◆ TASK GOAL
Below is some material; set it all down exactly, apart from the pictures.
==== AVAILABLE DATA ====
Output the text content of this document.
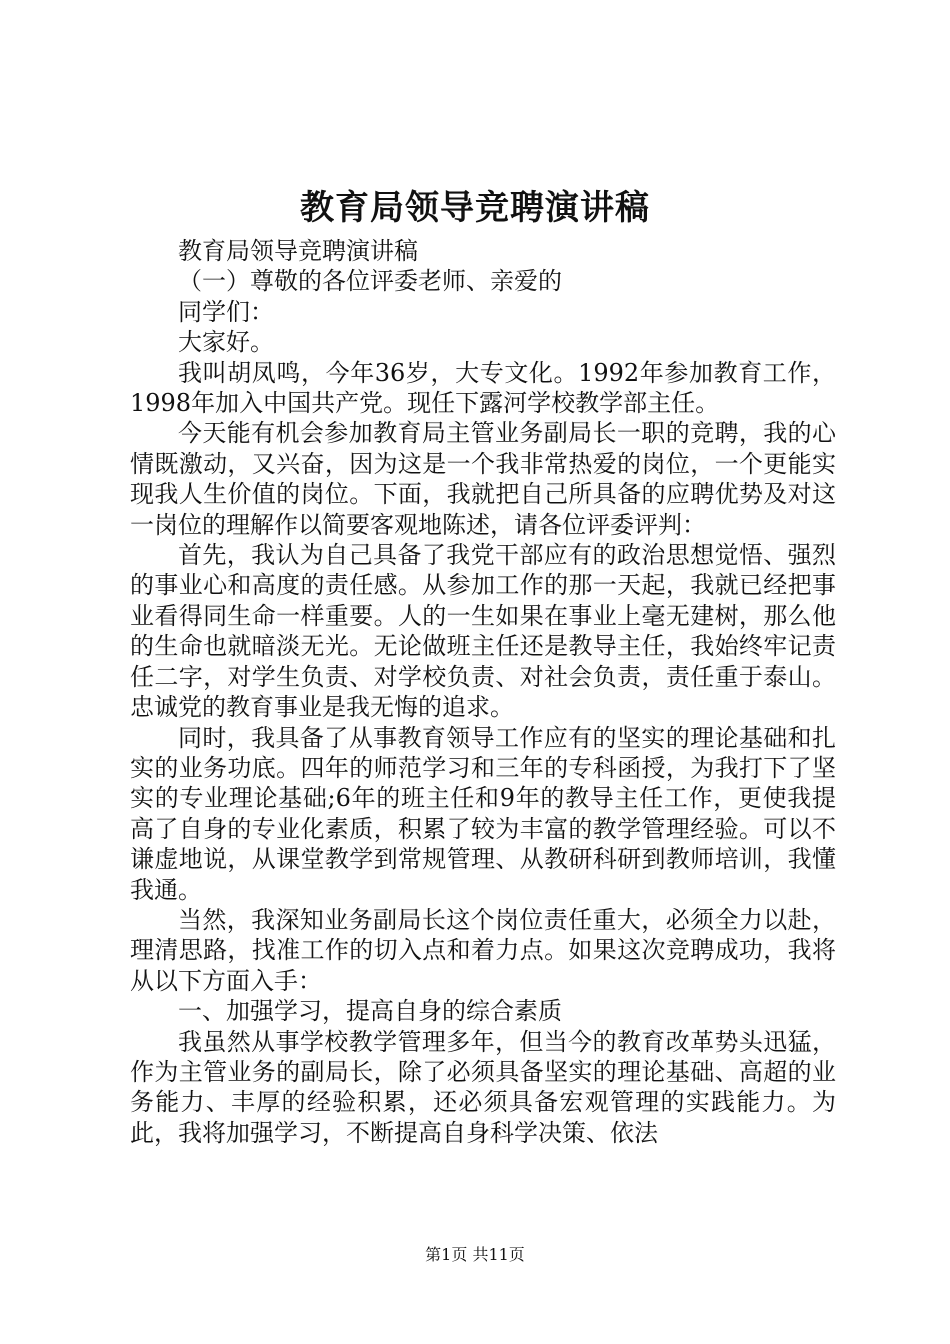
教育局领导竞聘演讲稿

教育局领导竞聘演讲稿

（一）尊敬的各位评委老师、亲爱的

同学们：

大家好。

我叫胡凤鸣，今年36岁，大专文化。1992年参加教育工作，1998年加入中国共产党。现任下露河学校教学部主任。

今天能有机会参加教育局主管业务副局长一职的竞聘，我的心情既激动，又兴奋，因为这是一个我非常热爱的岗位，一个更能实现我人生价值的岗位。下面，我就把自己所具备的应聘优势及对这一岗位的理解作以简要客观地陈述，请各位评委评判：

首先，我认为自己具备了我党干部应有的政治思想觉悟、强烈的事业心和高度的责任感。从参加工作的那一天起，我就已经把事业看得同生命一样重要。人的一生如果在事业上毫无建树，那么他的生命也就暗淡无光。无论做班主任还是教导主任，我始终牢记责任二字，对学生负责、对学校负责、对社会负责，责任重于泰山。忠诚党的教育事业是我无悔的追求。

同时，我具备了从事教育领导工作应有的坚实的理论基础和扎实的业务功底。四年的师范学习和三年的专科函授，为我打下了坚实的专业理论基础;6年的班主任和9年的教导主任工作，更使我提高了自身的专业化素质，积累了较为丰富的教学管理经验。可以不谦虚地说，从课堂教学到常规管理、从教研科研到教师培训，我懂我通。

当然，我深知业务副局长这个岗位责任重大，必须全力以赴，理清思路，找准工作的切入点和着力点。如果这次竞聘成功，我将从以下方面入手：

一、加强学习，提高自身的综合素质

我虽然从事学校教学管理多年，但当今的教育改革势头迅猛，作为主管业务的副局长，除了必须具备坚实的理论基础、高超的业务能力、丰厚的经验积累，还必须具备宏观管理的实践能力。为此，我将加强学习，不断提高自身科学决策、依法

第1页 共11页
====
◆ ANSWER FOR THIS EXERCISE
Output the text content of this document.
教育局领导竞聘演讲稿

教育局领导竞聘演讲稿

（一）尊敬的各位评委老师、亲爱的

同学们：

大家好。

我叫胡凤鸣，今年36岁，大专文化。1992年参加教育工作，1998年加入中国共产党。现任下露河学校教学部主任。

今天能有机会参加教育局主管业务副局长一职的竞聘，我的心情既激动，又兴奋，因为这是一个我非常热爱的岗位，一个更能实现我人生价值的岗位。下面，我就把自己所具备的应聘优势及对这一岗位的理解作以简要客观地陈述，请各位评委评判：

首先，我认为自己具备了我党干部应有的政治思想觉悟、强烈的事业心和高度的责任感。从参加工作的那一天起，我就已经把事业看得同生命一样重要。人的一生如果在事业上毫无建树，那么他的生命也就暗淡无光。无论做班主任还是教导主任，我始终牢记责任二字，对学生负责、对学校负责、对社会负责，责任重于泰山。忠诚党的教育事业是我无悔的追求。

同时，我具备了从事教育领导工作应有的坚实的理论基础和扎实的业务功底。四年的师范学习和三年的专科函授，为我打下了坚实的专业理论基础;6年的班主任和9年的教导主任工作，更使我提高了自身的专业化素质，积累了较为丰富的教学管理经验。可以不谦虚地说，从课堂教学到常规管理、从教研科研到教师培训，我懂我通。

当然，我深知业务副局长这个岗位责任重大，必须全力以赴，理清思路，找准工作的切入点和着力点。如果这次竞聘成功，我将从以下方面入手：

一、加强学习，提高自身的综合素质

我虽然从事学校教学管理多年，但当今的教育改革势头迅猛，作为主管业务的副局长，除了必须具备坚实的理论基础、高超的业务能力、丰厚的经验积累，还必须具备宏观管理的实践能力。为此，我将加强学习，不断提高自身科学决策、依法

第1页 共11页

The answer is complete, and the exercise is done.